▶ Goal of the exercise: Copy the lines that follow, keeping every character the same.

▶ Exercise inputs:
◇ ◇ ◇ ◇ ◇ ◇ ◇
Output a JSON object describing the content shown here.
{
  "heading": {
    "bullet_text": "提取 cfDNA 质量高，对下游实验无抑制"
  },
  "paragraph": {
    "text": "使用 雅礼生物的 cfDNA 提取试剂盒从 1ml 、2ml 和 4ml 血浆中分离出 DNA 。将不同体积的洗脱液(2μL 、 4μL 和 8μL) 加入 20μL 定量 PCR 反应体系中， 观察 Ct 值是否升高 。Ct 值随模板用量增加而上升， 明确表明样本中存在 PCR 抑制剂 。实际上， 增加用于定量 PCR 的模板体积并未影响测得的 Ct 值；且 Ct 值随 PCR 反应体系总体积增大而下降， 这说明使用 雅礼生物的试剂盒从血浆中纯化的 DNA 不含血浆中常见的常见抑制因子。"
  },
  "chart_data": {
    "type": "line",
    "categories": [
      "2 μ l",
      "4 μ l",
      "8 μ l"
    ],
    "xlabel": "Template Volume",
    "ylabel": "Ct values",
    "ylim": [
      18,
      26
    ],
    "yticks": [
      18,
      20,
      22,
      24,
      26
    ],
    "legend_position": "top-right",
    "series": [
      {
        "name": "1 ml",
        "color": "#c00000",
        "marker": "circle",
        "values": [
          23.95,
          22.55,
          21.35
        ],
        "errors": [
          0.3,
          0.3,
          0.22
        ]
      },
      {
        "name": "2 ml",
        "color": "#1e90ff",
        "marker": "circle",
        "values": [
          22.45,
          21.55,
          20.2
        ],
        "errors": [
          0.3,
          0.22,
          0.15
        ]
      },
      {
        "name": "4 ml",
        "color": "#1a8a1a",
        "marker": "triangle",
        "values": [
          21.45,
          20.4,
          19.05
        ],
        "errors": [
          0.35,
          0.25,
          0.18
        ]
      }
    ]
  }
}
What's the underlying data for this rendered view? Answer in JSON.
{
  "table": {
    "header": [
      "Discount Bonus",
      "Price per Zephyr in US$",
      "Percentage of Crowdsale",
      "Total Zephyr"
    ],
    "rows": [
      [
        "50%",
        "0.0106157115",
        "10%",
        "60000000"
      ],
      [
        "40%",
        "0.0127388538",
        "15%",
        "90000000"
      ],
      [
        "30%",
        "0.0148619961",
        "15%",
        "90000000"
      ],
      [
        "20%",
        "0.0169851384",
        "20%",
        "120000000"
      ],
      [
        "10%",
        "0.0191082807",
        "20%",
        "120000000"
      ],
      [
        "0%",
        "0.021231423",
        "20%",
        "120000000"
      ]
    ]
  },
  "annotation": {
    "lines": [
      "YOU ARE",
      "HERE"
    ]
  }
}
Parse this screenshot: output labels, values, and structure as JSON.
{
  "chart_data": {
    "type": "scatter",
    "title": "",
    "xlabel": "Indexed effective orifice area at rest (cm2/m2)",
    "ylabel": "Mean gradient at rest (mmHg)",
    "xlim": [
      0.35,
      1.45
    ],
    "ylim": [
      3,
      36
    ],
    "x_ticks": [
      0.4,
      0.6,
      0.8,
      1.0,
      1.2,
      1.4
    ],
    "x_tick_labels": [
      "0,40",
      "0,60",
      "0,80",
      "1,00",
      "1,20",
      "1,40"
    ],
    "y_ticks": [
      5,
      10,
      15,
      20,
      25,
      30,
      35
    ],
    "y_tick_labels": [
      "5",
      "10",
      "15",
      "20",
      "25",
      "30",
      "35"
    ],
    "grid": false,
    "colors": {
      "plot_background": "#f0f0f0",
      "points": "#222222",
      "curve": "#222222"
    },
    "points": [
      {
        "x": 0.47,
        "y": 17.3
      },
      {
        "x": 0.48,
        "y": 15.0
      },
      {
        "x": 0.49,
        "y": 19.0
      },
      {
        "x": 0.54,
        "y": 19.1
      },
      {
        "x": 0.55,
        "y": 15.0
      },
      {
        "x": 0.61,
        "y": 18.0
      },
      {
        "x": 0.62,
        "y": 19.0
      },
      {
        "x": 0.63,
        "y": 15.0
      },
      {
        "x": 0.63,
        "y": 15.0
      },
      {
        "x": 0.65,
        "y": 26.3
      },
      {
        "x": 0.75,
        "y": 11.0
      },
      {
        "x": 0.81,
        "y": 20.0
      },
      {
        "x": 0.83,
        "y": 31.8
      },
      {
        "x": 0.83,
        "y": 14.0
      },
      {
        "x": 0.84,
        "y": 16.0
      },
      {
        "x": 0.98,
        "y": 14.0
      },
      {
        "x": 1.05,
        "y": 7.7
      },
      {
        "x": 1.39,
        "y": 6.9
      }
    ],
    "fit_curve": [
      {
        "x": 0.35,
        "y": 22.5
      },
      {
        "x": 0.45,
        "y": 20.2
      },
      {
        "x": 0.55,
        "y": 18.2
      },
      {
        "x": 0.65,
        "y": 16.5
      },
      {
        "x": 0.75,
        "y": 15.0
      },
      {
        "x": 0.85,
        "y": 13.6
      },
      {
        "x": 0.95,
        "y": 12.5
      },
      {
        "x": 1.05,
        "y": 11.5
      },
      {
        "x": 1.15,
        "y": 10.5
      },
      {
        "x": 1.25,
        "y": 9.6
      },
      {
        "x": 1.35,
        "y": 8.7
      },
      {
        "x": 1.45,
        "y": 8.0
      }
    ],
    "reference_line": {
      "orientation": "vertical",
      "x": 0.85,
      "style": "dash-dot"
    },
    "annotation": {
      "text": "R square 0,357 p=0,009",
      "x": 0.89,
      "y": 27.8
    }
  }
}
◇ ◇ ◇ ◇ ◇ ◇ ◇
▶ Right answer:
Output a JSON object describing the content shown here.
{
  "heading": {
    "bullet_text": "提取 cfDNA 质量高，对下游实验无抑制"
  },
  "paragraph": {
    "text": "使用 雅礼生物的 cfDNA 提取试剂盒从 1ml 、2ml 和 4ml 血浆中分离出 DNA 。将不同体积的洗脱液(2μL 、 4μL 和 8μL) 加入 20μL 定量 PCR 反应体系中， 观察 Ct 值是否升高 。Ct 值随模板用量增加而上升， 明确表明样本中存在 PCR 抑制剂 。实际上， 增加用于定量 PCR 的模板体积并未影响测得的 Ct 值；且 Ct 值随 PCR 反应体系总体积增大而下降， 这说明使用 雅礼生物的试剂盒从血浆中纯化的 DNA 不含血浆中常见的常见抑制因子。"
  },
  "chart_data": {
    "type": "line",
    "categories": [
      "2 μ l",
      "4 μ l",
      "8 μ l"
    ],
    "xlabel": "Template Volume",
    "ylabel": "Ct values",
    "ylim": [
      18,
      26
    ],
    "yticks": [
      18,
      20,
      22,
      24,
      26
    ],
    "legend_position": "top-right",
    "series": [
      {
        "name": "1 ml",
        "color": "#c00000",
        "marker": "circle",
        "values": [
          23.95,
          22.55,
          21.35
        ],
        "errors": [
          0.3,
          0.3,
          0.22
        ]
      },
      {
        "name": "2 ml",
        "color": "#1e90ff",
        "marker": "circle",
        "values": [
          22.45,
          21.55,
          20.2
        ],
        "errors": [
          0.3,
          0.22,
          0.15
        ]
      },
      {
        "name": "4 ml",
        "color": "#1a8a1a",
        "marker": "triangle",
        "values": [
          21.45,
          20.4,
          19.05
        ],
        "errors": [
          0.35,
          0.25,
          0.18
        ]
      }
    ]
  }
}
What's the underlying data for this rendered view? Answer in JSON.
{
  "table": {
    "header": [
      "Discount Bonus",
      "Price per Zephyr in US$",
      "Percentage of Crowdsale",
      "Total Zephyr"
    ],
    "rows": [
      [
        "50%",
        "0.0106157115",
        "10%",
        "60000000"
      ],
      [
        "40%",
        "0.0127388538",
        "15%",
        "90000000"
      ],
      [
        "30%",
        "0.0148619961",
        "15%",
        "90000000"
      ],
      [
        "20%",
        "0.0169851384",
        "20%",
        "120000000"
      ],
      [
        "10%",
        "0.0191082807",
        "20%",
        "120000000"
      ],
      [
        "0%",
        "0.021231423",
        "20%",
        "120000000"
      ]
    ]
  },
  "annotation": {
    "lines": [
      "YOU ARE",
      "HERE"
    ]
  }
}
Parse this screenshot: output labels, values, and structure as JSON.
{
  "chart_data": {
    "type": "scatter",
    "title": "",
    "xlabel": "Indexed effective orifice area at rest (cm2/m2)",
    "ylabel": "Mean gradient at rest (mmHg)",
    "xlim": [
      0.35,
      1.45
    ],
    "ylim": [
      3,
      36
    ],
    "x_ticks": [
      0.4,
      0.6,
      0.8,
      1.0,
      1.2,
      1.4
    ],
    "x_tick_labels": [
      "0,40",
      "0,60",
      "0,80",
      "1,00",
      "1,20",
      "1,40"
    ],
    "y_ticks": [
      5,
      10,
      15,
      20,
      25,
      30,
      35
    ],
    "y_tick_labels": [
      "5",
      "10",
      "15",
      "20",
      "25",
      "30",
      "35"
    ],
    "grid": false,
    "colors": {
      "plot_background": "#f0f0f0",
      "points": "#222222",
      "curve": "#222222"
    },
    "points": [
      {
        "x": 0.47,
        "y": 17.3
      },
      {
        "x": 0.48,
        "y": 15.0
      },
      {
        "x": 0.49,
        "y": 19.0
      },
      {
        "x": 0.54,
        "y": 19.1
      },
      {
        "x": 0.55,
        "y": 15.0
      },
      {
        "x": 0.61,
        "y": 18.0
      },
      {
        "x": 0.62,
        "y": 19.0
      },
      {
        "x": 0.63,
        "y": 15.0
      },
      {
        "x": 0.63,
        "y": 15.0
      },
      {
        "x": 0.65,
        "y": 26.3
      },
      {
        "x": 0.75,
        "y": 11.0
      },
      {
        "x": 0.81,
        "y": 20.0
      },
      {
        "x": 0.83,
        "y": 31.8
      },
      {
        "x": 0.83,
        "y": 14.0
      },
      {
        "x": 0.84,
        "y": 16.0
      },
      {
        "x": 0.98,
        "y": 14.0
      },
      {
        "x": 1.05,
        "y": 7.7
      },
      {
        "x": 1.39,
        "y": 6.9
      }
    ],
    "fit_curve": [
      {
        "x": 0.35,
        "y": 22.5
      },
      {
        "x": 0.45,
        "y": 20.2
      },
      {
        "x": 0.55,
        "y": 18.2
      },
      {
        "x": 0.65,
        "y": 16.5
      },
      {
        "x": 0.75,
        "y": 15.0
      },
      {
        "x": 0.85,
        "y": 13.6
      },
      {
        "x": 0.95,
        "y": 12.5
      },
      {
        "x": 1.05,
        "y": 11.5
      },
      {
        "x": 1.15,
        "y": 10.5
      },
      {
        "x": 1.25,
        "y": 9.6
      },
      {
        "x": 1.35,
        "y": 8.7
      },
      {
        "x": 1.45,
        "y": 8.0
      }
    ],
    "reference_line": {
      "orientation": "vertical",
      "x": 0.85,
      "style": "dash-dot"
    },
    "annotation": {
      "text": "R square 0,357 p=0,009",
      "x": 0.89,
      "y": 27.8
    }
  }
}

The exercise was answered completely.